STATED GOAL:
Provide only the number of lines in the data below that contain the string "Temperature".

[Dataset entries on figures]
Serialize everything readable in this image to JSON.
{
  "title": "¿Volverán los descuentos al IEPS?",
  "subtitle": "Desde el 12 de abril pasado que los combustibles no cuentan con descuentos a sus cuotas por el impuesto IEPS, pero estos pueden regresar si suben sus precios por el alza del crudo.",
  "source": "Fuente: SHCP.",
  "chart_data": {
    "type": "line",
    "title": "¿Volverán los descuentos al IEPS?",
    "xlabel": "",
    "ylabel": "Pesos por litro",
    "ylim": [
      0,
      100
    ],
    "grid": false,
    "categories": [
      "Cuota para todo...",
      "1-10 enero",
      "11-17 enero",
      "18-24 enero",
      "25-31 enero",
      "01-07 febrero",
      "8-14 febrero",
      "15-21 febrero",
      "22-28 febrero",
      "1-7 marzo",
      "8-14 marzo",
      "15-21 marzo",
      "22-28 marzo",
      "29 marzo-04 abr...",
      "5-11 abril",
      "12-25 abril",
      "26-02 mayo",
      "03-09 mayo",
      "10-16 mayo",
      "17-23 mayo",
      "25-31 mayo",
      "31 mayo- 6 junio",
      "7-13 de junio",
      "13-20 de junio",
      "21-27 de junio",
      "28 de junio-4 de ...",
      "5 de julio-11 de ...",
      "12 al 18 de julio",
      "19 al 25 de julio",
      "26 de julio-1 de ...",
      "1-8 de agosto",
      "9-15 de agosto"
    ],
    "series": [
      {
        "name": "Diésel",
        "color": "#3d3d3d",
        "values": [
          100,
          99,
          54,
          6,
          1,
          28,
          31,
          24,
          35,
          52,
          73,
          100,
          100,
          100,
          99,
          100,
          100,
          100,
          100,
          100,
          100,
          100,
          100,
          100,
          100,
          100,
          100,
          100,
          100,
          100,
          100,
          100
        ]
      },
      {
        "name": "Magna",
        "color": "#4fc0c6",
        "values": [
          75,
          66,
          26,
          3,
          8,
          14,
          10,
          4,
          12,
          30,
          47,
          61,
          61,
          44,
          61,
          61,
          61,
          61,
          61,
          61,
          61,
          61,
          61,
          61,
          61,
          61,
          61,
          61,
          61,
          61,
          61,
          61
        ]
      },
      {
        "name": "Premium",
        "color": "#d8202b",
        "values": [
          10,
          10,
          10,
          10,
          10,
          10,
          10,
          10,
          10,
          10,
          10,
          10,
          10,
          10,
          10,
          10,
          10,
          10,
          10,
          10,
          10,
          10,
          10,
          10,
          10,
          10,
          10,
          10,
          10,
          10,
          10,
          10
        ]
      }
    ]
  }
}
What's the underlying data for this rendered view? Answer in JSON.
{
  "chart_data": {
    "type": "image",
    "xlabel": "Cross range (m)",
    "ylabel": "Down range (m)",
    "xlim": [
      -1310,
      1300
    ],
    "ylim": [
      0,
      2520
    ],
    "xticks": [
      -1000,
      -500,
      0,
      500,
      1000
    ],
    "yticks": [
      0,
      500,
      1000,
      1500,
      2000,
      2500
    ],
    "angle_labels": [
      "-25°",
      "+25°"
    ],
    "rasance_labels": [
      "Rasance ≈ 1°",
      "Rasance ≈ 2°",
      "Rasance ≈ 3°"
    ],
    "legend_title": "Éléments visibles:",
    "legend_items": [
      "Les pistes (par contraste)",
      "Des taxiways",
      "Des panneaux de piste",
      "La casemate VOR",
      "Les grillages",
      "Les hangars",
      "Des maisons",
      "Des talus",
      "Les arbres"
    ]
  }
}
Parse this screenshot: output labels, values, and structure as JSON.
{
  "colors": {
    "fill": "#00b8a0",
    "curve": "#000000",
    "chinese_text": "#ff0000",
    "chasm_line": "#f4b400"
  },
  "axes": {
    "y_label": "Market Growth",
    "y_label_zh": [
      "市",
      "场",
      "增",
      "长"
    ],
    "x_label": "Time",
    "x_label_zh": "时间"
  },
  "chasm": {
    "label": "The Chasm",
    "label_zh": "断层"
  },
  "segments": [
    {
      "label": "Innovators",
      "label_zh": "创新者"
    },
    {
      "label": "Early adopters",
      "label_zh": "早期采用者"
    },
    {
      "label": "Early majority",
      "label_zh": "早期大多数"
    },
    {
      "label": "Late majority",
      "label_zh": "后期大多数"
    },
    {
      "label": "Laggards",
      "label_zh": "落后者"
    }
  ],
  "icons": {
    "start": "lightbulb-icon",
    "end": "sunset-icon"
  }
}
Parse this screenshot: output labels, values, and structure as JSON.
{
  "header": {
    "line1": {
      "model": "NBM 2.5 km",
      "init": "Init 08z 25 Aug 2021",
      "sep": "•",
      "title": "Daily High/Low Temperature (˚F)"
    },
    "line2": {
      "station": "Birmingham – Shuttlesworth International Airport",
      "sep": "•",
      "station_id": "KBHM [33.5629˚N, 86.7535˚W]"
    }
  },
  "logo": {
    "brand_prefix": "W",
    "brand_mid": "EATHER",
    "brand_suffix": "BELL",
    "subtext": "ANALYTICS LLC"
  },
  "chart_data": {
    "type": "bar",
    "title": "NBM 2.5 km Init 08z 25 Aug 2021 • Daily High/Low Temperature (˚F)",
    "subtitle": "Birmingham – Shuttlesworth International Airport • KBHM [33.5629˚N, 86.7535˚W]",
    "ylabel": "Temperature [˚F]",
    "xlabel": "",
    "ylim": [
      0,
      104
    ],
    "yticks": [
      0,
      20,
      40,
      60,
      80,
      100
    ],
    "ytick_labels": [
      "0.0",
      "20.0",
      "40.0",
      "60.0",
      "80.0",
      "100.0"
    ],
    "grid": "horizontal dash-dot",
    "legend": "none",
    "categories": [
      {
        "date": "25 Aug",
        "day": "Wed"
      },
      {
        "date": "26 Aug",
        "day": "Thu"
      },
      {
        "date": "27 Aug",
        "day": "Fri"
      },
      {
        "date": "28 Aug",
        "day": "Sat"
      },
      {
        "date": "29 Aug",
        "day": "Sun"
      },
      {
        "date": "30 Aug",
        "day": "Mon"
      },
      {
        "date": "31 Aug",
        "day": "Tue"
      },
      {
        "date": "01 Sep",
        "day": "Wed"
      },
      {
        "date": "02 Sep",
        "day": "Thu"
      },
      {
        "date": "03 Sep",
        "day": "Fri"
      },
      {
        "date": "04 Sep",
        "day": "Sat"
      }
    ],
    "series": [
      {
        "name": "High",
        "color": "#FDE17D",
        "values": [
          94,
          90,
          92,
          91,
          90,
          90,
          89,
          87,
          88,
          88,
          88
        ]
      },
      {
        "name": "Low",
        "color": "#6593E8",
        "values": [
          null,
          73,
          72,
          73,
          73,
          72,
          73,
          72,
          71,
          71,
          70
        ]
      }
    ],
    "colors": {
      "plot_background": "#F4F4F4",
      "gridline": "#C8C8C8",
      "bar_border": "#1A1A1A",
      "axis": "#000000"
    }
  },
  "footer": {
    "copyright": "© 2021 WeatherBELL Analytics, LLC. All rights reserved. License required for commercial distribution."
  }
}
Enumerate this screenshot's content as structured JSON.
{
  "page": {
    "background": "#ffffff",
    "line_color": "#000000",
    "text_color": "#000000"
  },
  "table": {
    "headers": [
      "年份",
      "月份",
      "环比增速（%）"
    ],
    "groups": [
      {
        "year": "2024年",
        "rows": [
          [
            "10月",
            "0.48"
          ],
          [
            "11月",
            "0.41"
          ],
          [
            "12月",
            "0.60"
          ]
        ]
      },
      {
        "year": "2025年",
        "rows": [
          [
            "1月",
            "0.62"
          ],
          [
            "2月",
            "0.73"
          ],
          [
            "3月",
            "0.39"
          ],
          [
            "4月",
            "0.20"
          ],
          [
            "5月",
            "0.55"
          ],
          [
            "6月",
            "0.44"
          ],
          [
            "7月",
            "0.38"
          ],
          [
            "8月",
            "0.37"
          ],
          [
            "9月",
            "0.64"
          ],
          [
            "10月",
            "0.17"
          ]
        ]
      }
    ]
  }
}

TASK RESPONSE:
3